--- start ---
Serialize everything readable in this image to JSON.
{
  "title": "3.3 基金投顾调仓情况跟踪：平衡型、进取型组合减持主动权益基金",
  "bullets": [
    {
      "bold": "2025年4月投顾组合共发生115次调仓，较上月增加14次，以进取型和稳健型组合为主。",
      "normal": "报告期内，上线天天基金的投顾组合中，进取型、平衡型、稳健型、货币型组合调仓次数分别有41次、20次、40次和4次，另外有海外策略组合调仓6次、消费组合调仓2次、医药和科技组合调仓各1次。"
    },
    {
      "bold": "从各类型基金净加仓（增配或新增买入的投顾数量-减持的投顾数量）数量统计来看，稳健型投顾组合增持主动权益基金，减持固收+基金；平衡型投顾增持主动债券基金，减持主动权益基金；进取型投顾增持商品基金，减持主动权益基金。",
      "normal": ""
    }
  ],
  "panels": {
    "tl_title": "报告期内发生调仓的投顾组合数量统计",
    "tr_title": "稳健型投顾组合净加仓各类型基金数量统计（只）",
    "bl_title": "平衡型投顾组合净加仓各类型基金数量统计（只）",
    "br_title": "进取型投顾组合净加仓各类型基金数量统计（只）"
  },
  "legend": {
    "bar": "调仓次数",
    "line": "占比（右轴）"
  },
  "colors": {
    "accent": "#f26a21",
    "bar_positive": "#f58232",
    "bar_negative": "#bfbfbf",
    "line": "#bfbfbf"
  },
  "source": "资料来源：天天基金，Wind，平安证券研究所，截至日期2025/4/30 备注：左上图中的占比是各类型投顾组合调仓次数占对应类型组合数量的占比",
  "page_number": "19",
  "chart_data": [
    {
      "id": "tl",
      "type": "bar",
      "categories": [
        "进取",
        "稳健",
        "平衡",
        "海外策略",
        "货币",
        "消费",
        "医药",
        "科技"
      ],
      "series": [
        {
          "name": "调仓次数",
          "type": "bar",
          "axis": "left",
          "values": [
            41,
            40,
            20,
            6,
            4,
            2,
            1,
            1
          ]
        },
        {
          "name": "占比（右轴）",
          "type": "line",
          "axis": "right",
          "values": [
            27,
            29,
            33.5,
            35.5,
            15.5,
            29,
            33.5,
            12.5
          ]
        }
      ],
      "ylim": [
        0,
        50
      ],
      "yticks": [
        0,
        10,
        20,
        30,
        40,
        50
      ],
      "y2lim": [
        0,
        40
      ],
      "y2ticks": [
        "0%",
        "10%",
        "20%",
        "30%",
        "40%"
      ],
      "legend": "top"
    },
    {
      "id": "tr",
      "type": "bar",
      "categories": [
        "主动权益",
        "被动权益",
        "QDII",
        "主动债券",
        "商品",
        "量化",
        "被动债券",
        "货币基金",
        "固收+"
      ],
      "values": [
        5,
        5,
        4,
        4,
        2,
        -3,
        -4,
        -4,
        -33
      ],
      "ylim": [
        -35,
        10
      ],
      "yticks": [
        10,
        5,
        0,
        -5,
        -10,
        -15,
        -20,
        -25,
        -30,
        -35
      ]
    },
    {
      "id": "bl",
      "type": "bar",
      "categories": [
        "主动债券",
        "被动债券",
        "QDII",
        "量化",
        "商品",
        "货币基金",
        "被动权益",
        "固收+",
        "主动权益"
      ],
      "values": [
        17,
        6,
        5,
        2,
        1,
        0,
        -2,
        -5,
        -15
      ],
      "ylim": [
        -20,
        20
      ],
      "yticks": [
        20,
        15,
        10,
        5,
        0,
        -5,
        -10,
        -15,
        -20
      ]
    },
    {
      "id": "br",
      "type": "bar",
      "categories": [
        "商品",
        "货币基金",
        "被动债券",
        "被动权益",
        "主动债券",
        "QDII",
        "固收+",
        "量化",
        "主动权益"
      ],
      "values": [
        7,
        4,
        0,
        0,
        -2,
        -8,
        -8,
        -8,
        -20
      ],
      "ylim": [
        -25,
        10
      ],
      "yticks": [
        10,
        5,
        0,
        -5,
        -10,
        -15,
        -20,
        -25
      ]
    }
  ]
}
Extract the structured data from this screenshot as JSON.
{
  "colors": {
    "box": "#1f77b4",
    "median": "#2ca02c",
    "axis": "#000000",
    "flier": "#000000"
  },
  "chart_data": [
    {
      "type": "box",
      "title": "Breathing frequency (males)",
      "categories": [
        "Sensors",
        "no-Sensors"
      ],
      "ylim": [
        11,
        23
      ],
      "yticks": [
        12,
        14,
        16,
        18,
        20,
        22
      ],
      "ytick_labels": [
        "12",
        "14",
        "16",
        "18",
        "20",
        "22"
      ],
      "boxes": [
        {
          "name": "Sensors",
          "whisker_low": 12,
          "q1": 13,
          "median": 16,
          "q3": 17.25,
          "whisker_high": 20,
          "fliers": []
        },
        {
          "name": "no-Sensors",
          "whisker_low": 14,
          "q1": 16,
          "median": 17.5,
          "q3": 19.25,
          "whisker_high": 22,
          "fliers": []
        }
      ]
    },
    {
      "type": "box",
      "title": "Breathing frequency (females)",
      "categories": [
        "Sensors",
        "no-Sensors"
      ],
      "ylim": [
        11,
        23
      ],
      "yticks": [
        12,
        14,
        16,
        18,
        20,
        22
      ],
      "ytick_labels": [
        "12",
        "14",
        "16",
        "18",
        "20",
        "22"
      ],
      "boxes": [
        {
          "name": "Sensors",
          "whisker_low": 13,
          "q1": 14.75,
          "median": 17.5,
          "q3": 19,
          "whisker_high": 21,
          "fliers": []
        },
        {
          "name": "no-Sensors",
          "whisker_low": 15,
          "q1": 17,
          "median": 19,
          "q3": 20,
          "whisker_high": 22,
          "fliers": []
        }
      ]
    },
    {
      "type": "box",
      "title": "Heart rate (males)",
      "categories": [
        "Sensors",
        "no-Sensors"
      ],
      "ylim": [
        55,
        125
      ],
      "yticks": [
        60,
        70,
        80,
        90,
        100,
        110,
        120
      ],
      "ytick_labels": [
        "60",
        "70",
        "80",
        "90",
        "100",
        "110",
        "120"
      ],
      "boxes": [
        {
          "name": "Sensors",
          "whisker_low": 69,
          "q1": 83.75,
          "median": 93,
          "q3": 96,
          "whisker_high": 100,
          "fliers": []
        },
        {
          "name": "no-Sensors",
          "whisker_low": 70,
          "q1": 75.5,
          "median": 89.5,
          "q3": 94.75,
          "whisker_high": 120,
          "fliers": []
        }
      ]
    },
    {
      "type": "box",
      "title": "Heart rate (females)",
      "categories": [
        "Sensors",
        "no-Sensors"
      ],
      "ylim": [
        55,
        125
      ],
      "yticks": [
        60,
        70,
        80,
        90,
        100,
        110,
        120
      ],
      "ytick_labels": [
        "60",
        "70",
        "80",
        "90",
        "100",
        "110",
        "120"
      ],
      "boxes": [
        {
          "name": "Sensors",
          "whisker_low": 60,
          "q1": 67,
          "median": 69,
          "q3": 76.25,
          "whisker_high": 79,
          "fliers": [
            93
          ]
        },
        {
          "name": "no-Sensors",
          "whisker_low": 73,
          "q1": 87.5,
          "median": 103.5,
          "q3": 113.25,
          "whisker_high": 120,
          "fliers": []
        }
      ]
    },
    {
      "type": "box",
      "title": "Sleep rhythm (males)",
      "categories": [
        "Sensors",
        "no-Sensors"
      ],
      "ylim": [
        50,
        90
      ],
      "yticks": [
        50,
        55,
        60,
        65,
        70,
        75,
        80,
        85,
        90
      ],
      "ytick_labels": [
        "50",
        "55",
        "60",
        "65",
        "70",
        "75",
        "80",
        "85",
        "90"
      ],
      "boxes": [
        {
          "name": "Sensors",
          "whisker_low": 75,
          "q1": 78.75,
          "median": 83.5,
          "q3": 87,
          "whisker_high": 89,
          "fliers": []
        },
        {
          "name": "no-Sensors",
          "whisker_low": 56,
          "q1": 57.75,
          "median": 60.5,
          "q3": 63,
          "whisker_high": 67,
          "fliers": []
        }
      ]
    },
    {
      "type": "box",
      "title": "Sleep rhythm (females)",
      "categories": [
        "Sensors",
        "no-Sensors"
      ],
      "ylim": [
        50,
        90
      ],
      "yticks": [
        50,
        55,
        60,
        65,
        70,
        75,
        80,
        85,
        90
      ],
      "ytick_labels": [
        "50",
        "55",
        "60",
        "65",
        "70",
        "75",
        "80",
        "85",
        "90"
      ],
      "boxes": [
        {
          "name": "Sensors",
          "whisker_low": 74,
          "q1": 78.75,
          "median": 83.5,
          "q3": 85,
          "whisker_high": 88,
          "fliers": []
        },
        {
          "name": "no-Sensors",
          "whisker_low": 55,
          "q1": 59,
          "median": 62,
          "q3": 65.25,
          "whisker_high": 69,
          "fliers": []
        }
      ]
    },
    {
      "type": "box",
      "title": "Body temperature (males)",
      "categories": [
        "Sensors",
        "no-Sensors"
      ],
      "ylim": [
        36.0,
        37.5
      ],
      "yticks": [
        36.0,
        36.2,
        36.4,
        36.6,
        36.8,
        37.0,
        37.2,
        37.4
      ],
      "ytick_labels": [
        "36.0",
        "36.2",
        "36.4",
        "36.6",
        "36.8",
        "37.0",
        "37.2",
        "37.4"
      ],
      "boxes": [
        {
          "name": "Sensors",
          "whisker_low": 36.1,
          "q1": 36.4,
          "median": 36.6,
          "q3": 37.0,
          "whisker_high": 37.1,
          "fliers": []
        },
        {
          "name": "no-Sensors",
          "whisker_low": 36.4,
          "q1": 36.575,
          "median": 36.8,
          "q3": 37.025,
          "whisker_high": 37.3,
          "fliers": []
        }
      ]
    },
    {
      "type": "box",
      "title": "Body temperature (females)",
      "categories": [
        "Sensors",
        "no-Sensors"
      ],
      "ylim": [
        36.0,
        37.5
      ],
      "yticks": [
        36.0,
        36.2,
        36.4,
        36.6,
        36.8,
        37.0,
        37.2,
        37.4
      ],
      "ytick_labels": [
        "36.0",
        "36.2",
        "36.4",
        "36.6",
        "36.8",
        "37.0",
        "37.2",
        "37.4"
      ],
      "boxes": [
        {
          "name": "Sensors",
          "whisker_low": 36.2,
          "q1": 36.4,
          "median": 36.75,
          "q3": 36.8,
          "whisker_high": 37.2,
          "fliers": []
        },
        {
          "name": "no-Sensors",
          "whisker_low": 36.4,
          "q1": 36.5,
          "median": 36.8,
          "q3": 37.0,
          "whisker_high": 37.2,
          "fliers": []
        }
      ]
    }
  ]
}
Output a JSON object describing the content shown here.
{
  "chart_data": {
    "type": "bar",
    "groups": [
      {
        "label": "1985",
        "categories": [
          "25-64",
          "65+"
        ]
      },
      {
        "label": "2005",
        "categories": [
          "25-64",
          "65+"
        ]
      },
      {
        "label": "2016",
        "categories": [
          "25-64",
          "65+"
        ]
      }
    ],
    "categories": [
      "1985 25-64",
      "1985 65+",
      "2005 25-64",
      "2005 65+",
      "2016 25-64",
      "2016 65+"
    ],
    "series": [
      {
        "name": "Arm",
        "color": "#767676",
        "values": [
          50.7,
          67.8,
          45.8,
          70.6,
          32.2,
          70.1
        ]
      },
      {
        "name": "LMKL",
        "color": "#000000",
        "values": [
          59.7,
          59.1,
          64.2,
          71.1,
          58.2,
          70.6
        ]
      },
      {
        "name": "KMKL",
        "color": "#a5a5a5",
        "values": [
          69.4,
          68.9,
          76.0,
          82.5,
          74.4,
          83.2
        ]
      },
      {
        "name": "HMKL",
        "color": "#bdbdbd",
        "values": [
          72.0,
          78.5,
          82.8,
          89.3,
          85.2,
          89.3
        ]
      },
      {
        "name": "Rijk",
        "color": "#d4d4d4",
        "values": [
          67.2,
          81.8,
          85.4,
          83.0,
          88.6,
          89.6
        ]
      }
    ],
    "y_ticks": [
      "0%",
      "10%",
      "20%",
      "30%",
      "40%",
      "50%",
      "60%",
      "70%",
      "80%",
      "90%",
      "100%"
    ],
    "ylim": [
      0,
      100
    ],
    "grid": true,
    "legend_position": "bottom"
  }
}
--- end ---
▶ _STATED TASK_:
Search the data for the string "Sleep". List each line that has it.

▶ _COMPLETED EXERCISE_:
      "title": "Sleep rhythm (males)",
      "title": "Sleep rhythm (females)",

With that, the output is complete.